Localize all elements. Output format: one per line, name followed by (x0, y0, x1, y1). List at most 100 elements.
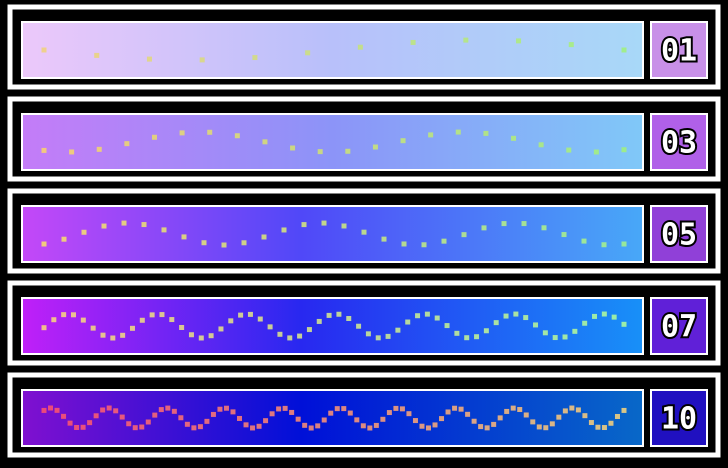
dot (463, 37, 469, 43)
dot (523, 315, 529, 321)
dot (141, 222, 147, 228)
dot (277, 331, 283, 337)
dot (90, 325, 96, 331)
dot (373, 422, 379, 428)
dot (230, 409, 236, 415)
dot (478, 424, 484, 430)
dot (41, 147, 47, 153)
dot (316, 318, 322, 324)
dot (556, 414, 562, 420)
level-row[interactable]: 07 (7, 280, 721, 366)
dot (386, 410, 392, 416)
dot (241, 240, 247, 246)
dot (101, 223, 107, 229)
dot (504, 408, 510, 414)
dot (199, 57, 205, 63)
dot (221, 242, 227, 248)
dot (262, 139, 268, 145)
dot (151, 134, 157, 140)
dot (465, 411, 471, 417)
dot (354, 417, 360, 423)
dot (243, 422, 249, 428)
dot (289, 409, 295, 415)
dot (434, 315, 440, 321)
dot (308, 425, 314, 431)
dot (263, 418, 269, 424)
dot (54, 407, 60, 413)
dot (601, 242, 607, 248)
dot (234, 133, 240, 139)
dot (267, 324, 273, 330)
dot (405, 319, 411, 325)
dot (181, 234, 187, 240)
label-box (650, 297, 708, 355)
dot (614, 413, 620, 419)
dot (204, 418, 210, 424)
dot (474, 334, 480, 340)
dot (237, 415, 243, 421)
level-row[interactable]: 03 (7, 96, 721, 182)
dot (145, 419, 151, 425)
dot (484, 425, 490, 431)
dot (252, 55, 258, 61)
level-row[interactable]: 10 (7, 372, 721, 458)
dot (152, 412, 158, 418)
dot (425, 425, 431, 431)
dot (119, 414, 125, 420)
dot (566, 147, 572, 153)
dot (483, 130, 489, 136)
dot (261, 234, 267, 240)
dot (347, 410, 353, 416)
label-box (650, 205, 708, 263)
dot (197, 424, 203, 430)
dot (139, 317, 145, 323)
dot (543, 425, 549, 431)
dot (552, 335, 558, 341)
dot (608, 420, 614, 426)
dot (341, 406, 347, 412)
dot (328, 410, 334, 416)
dot (432, 422, 438, 428)
dot (208, 333, 214, 339)
level-label: 03 (661, 126, 697, 161)
dot (380, 416, 386, 422)
dot (247, 311, 253, 317)
level-row[interactable]: 05 (7, 188, 721, 274)
dot (159, 312, 165, 318)
dot (179, 324, 185, 330)
dot (100, 332, 106, 338)
dot (400, 138, 406, 144)
dot (228, 318, 234, 324)
dot (149, 312, 155, 318)
dot (481, 225, 487, 231)
dot (395, 327, 401, 333)
dot (516, 38, 522, 44)
dot (178, 415, 184, 421)
dot (120, 332, 126, 338)
dot (428, 132, 434, 138)
dot (139, 424, 145, 430)
dot (132, 425, 138, 431)
dot (410, 39, 416, 45)
strip (21, 297, 644, 355)
strip (21, 389, 644, 447)
dot (282, 405, 288, 411)
dot (41, 407, 47, 413)
dot (454, 330, 460, 336)
dot (541, 225, 547, 231)
dot (161, 227, 167, 233)
dot (295, 416, 301, 422)
dot (317, 149, 323, 155)
dot (444, 323, 450, 329)
dot (315, 423, 321, 429)
dot (549, 421, 555, 427)
dot (124, 141, 130, 147)
dot (301, 222, 307, 228)
level-row[interactable]: 01 (7, 4, 721, 90)
dot (276, 406, 282, 412)
dot (393, 405, 399, 411)
level-label: 07 (661, 310, 697, 345)
dot (523, 412, 529, 418)
dot (501, 221, 507, 227)
dot (360, 423, 366, 429)
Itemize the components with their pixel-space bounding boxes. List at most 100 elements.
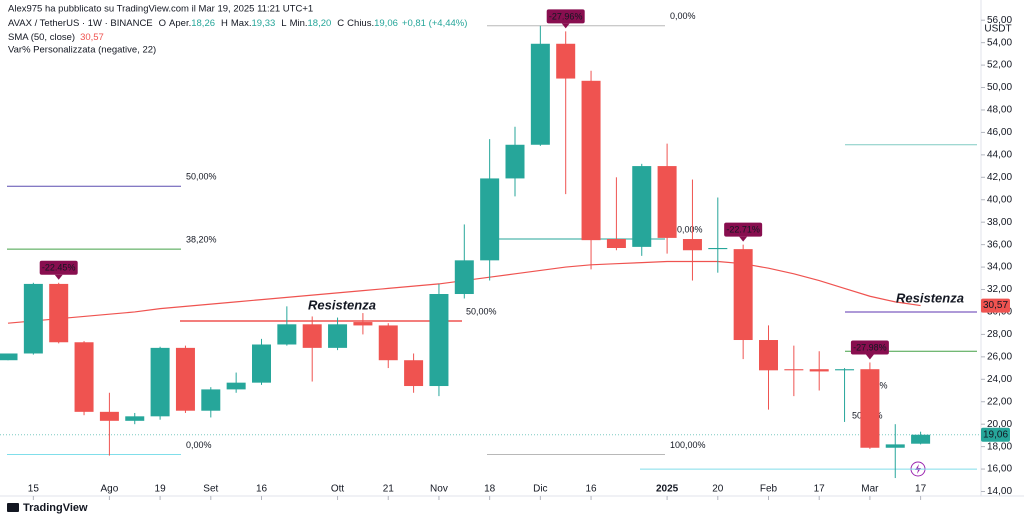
══════════════════════════════
### Task directions
Copy every line of the items above word for word, leaving out the pictures.

### Exercise response
Localize all elements. Output format: one per line, name followed by (x0, y0, x1, y1). List at most 100 elements.
dot (463, 37, 469, 43)
dot (523, 315, 529, 321)
dot (141, 222, 147, 228)
dot (277, 331, 283, 337)
dot (90, 325, 96, 331)
dot (373, 422, 379, 428)
dot (230, 409, 236, 415)
dot (478, 424, 484, 430)
dot (41, 147, 47, 153)
dot (316, 318, 322, 324)
dot (556, 414, 562, 420)
level-row[interactable]: 07 (7, 280, 721, 366)
dot (386, 410, 392, 416)
dot (241, 240, 247, 246)
dot (101, 223, 107, 229)
dot (504, 408, 510, 414)
dot (199, 57, 205, 63)
dot (221, 242, 227, 248)
dot (262, 139, 268, 145)
dot (151, 134, 157, 140)
dot (465, 411, 471, 417)
dot (354, 417, 360, 423)
dot (243, 422, 249, 428)
dot (289, 409, 295, 415)
dot (434, 315, 440, 321)
dot (308, 425, 314, 431)
dot (263, 418, 269, 424)
dot (54, 407, 60, 413)
dot (601, 242, 607, 248)
dot (234, 133, 240, 139)
dot (267, 324, 273, 330)
dot (405, 319, 411, 325)
dot (181, 234, 187, 240)
label-box (650, 297, 708, 355)
dot (614, 413, 620, 419)
dot (204, 418, 210, 424)
dot (474, 334, 480, 340)
dot (237, 415, 243, 421)
level-row[interactable]: 03 (7, 96, 721, 182)
dot (145, 419, 151, 425)
dot (484, 425, 490, 431)
dot (252, 55, 258, 61)
level-row[interactable]: 10 (7, 372, 721, 458)
dot (152, 412, 158, 418)
dot (425, 425, 431, 431)
dot (119, 414, 125, 420)
dot (566, 147, 572, 153)
dot (483, 130, 489, 136)
dot (261, 234, 267, 240)
dot (347, 410, 353, 416)
label-box (650, 205, 708, 263)
dot (197, 424, 203, 430)
dot (139, 317, 145, 323)
dot (543, 425, 549, 431)
dot (552, 335, 558, 341)
dot (608, 420, 614, 426)
dot (341, 406, 347, 412)
dot (328, 410, 334, 416)
dot (432, 422, 438, 428)
dot (208, 333, 214, 339)
level-label: 03 (661, 126, 697, 161)
dot (380, 416, 386, 422)
dot (247, 311, 253, 317)
level-row[interactable]: 05 (7, 188, 721, 274)
dot (159, 312, 165, 318)
dot (179, 324, 185, 330)
dot (100, 332, 106, 338)
dot (400, 138, 406, 144)
dot (228, 318, 234, 324)
dot (149, 312, 155, 318)
dot (481, 225, 487, 231)
dot (395, 327, 401, 333)
dot (516, 38, 522, 44)
dot (178, 415, 184, 421)
dot (120, 332, 126, 338)
dot (428, 132, 434, 138)
dot (139, 424, 145, 430)
dot (132, 425, 138, 431)
dot (410, 39, 416, 45)
strip (21, 297, 644, 355)
strip (21, 389, 644, 447)
dot (282, 405, 288, 411)
dot (41, 407, 47, 413)
dot (454, 330, 460, 336)
dot (541, 225, 547, 231)
dot (161, 227, 167, 233)
dot (295, 416, 301, 422)
dot (317, 149, 323, 155)
dot (444, 323, 450, 329)
dot (315, 423, 321, 429)
dot (549, 421, 555, 427)
dot (124, 141, 130, 147)
dot (301, 222, 307, 228)
level-row[interactable]: 01 (7, 4, 721, 90)
dot (276, 406, 282, 412)
dot (393, 405, 399, 411)
level-label: 07 (661, 310, 697, 345)
dot (523, 412, 529, 418)
dot (501, 221, 507, 227)
dot (360, 423, 366, 429)
Itemize the components with their pixel-space bounding boxes. List at most 100 elements.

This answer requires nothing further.